--- Start of Input records ---

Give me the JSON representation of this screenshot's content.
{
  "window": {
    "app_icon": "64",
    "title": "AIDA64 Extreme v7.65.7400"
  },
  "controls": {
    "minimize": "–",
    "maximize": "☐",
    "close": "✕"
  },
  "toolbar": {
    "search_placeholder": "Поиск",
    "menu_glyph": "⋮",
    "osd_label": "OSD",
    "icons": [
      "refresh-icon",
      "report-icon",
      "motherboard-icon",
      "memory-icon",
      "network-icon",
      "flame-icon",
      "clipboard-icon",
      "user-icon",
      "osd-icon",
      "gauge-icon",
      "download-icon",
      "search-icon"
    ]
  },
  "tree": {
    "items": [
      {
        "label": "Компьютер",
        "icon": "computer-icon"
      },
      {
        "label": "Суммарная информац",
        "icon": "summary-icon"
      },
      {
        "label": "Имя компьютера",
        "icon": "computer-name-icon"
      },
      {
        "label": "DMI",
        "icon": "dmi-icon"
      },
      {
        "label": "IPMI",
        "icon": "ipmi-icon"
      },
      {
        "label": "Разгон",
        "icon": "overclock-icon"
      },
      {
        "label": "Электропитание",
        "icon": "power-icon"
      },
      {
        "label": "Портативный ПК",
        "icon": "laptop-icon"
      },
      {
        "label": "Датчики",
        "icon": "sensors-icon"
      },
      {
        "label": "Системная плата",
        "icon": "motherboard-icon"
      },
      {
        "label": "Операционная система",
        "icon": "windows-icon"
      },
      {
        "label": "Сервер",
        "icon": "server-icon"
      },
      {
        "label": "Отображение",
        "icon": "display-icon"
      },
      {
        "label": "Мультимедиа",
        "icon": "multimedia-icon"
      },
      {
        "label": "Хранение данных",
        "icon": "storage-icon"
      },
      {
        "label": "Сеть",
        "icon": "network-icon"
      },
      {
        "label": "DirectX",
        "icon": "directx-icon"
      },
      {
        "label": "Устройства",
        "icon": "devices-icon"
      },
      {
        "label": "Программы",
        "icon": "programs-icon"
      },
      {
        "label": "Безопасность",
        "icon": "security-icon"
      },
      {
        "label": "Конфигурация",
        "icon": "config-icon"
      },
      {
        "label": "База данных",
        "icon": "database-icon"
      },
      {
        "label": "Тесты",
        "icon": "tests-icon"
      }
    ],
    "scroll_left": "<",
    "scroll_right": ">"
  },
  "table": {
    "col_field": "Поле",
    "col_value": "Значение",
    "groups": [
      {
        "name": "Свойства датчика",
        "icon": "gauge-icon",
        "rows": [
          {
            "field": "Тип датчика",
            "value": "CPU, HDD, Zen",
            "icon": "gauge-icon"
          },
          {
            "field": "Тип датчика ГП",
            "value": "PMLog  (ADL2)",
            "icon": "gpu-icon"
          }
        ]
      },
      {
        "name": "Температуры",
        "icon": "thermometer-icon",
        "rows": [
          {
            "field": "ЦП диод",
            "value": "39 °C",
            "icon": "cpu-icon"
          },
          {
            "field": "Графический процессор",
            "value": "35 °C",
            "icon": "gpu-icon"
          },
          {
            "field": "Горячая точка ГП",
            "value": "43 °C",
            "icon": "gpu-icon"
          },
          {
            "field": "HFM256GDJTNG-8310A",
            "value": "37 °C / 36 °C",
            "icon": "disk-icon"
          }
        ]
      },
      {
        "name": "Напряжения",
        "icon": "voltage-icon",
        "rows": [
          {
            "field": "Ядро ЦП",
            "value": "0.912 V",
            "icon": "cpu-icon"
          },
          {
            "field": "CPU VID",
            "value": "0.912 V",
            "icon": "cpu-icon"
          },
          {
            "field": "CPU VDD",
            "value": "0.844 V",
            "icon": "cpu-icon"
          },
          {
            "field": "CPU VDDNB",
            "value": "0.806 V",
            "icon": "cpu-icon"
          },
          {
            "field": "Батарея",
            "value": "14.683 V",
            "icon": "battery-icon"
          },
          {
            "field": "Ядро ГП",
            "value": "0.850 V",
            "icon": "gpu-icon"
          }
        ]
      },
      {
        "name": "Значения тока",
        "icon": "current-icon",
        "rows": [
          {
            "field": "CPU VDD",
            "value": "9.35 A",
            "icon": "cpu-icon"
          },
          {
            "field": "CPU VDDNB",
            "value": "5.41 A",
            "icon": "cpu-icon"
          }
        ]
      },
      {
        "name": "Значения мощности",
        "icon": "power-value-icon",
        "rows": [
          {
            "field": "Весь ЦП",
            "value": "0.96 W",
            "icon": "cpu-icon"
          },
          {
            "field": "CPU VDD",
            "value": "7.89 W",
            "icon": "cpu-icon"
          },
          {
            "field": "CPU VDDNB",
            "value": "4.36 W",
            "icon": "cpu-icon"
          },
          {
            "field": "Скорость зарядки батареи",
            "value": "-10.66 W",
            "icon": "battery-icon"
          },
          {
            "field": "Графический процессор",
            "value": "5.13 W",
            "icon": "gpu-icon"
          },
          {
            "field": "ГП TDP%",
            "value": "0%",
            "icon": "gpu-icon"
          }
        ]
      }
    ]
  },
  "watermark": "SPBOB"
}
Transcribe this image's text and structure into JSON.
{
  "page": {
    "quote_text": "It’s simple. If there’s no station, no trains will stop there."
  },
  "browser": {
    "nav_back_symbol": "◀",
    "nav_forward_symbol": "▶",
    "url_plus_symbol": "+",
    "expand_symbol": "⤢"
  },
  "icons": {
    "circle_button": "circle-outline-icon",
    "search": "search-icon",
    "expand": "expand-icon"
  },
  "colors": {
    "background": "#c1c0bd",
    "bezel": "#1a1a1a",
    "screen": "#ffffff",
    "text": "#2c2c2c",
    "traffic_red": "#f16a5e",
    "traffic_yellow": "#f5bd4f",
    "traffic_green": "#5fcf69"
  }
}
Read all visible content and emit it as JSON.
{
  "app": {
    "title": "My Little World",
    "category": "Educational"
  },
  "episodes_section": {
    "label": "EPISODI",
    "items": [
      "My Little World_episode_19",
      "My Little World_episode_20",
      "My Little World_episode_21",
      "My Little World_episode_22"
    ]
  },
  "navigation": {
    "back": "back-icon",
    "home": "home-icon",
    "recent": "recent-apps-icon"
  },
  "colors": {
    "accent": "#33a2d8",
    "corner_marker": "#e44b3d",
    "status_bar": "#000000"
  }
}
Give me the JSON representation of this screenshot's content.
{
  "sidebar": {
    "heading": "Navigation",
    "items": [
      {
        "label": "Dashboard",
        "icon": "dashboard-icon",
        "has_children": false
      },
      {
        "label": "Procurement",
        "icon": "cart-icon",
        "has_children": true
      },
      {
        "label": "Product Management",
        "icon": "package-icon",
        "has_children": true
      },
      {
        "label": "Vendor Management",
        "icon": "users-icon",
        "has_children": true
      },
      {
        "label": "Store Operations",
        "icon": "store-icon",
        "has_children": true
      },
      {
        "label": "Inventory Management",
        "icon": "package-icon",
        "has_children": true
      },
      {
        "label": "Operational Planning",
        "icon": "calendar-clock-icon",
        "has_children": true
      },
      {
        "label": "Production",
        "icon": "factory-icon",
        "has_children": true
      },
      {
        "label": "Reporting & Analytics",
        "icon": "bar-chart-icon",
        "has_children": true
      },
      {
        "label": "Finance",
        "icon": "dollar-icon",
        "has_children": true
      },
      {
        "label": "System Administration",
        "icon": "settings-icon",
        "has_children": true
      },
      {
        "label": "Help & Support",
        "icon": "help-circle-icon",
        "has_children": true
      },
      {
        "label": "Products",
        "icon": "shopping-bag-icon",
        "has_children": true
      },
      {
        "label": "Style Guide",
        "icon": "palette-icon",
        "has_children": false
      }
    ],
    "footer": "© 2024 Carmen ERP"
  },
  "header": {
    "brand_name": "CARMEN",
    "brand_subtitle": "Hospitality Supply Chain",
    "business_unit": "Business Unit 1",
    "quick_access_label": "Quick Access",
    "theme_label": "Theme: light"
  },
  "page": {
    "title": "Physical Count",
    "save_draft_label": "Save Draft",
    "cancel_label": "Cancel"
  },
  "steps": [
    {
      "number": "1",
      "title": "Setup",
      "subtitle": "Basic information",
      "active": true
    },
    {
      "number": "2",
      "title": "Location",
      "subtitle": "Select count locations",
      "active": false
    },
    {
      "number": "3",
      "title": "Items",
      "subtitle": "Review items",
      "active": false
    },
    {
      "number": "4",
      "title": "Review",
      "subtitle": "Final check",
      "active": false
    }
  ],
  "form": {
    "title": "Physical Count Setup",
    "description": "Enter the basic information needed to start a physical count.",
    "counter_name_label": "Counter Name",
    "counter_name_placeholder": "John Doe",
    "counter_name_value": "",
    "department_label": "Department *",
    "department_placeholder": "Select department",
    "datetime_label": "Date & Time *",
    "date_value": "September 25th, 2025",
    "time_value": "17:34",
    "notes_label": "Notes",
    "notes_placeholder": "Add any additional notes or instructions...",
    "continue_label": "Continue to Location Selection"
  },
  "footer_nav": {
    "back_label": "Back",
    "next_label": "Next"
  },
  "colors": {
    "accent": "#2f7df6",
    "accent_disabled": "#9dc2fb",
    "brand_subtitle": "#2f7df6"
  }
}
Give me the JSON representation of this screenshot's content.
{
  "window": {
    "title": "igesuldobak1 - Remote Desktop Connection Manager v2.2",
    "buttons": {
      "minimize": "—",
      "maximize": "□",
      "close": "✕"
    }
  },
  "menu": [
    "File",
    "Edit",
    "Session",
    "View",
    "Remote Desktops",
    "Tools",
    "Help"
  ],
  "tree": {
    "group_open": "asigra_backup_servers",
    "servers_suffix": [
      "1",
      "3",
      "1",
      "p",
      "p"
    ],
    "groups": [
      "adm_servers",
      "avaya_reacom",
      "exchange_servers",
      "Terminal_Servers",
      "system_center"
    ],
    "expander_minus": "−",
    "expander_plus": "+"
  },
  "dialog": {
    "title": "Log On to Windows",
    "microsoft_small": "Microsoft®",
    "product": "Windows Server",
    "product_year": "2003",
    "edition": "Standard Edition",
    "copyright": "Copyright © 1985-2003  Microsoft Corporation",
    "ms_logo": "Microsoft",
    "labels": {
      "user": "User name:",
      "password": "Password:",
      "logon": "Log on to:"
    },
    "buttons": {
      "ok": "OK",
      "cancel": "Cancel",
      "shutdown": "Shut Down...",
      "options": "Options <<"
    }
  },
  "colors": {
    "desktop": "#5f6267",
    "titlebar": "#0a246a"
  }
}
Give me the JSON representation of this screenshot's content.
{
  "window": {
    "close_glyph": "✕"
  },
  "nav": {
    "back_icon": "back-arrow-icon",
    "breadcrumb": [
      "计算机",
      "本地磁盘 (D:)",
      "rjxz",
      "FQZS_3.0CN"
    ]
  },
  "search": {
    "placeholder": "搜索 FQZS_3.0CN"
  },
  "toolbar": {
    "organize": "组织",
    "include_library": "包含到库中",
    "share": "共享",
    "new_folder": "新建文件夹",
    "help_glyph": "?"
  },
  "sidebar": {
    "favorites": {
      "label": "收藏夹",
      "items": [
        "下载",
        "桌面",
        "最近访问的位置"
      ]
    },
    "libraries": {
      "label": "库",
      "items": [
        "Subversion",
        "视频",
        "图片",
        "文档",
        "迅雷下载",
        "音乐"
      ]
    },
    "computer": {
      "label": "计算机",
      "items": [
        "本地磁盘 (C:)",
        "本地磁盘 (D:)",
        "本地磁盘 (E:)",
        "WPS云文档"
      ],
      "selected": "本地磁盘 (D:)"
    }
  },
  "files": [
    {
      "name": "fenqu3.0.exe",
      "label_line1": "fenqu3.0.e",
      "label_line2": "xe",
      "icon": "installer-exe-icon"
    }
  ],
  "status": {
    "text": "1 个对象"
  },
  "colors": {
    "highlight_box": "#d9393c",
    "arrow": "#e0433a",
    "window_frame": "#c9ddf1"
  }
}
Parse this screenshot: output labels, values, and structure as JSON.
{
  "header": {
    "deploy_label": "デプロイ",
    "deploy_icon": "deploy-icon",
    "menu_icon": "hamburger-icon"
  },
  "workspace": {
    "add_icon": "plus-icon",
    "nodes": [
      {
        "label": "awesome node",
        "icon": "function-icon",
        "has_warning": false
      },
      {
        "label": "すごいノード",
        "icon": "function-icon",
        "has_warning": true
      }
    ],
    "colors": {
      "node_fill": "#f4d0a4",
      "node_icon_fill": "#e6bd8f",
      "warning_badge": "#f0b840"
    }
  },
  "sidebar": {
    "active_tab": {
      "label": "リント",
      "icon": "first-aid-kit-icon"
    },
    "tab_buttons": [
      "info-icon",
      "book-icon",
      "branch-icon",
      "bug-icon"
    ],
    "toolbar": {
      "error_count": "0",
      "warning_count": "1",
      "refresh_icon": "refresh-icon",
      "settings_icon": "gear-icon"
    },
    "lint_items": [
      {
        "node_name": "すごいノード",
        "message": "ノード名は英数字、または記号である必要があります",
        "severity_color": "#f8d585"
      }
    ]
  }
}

--- End of Input records ---

• [Problem description] List the lines of the material in which the word "Remote" occurs.

• [Correct output]
    "title": "igesuldobak1 - Remote Desktop Connection Manager v2.2",
    "Remote Desktops",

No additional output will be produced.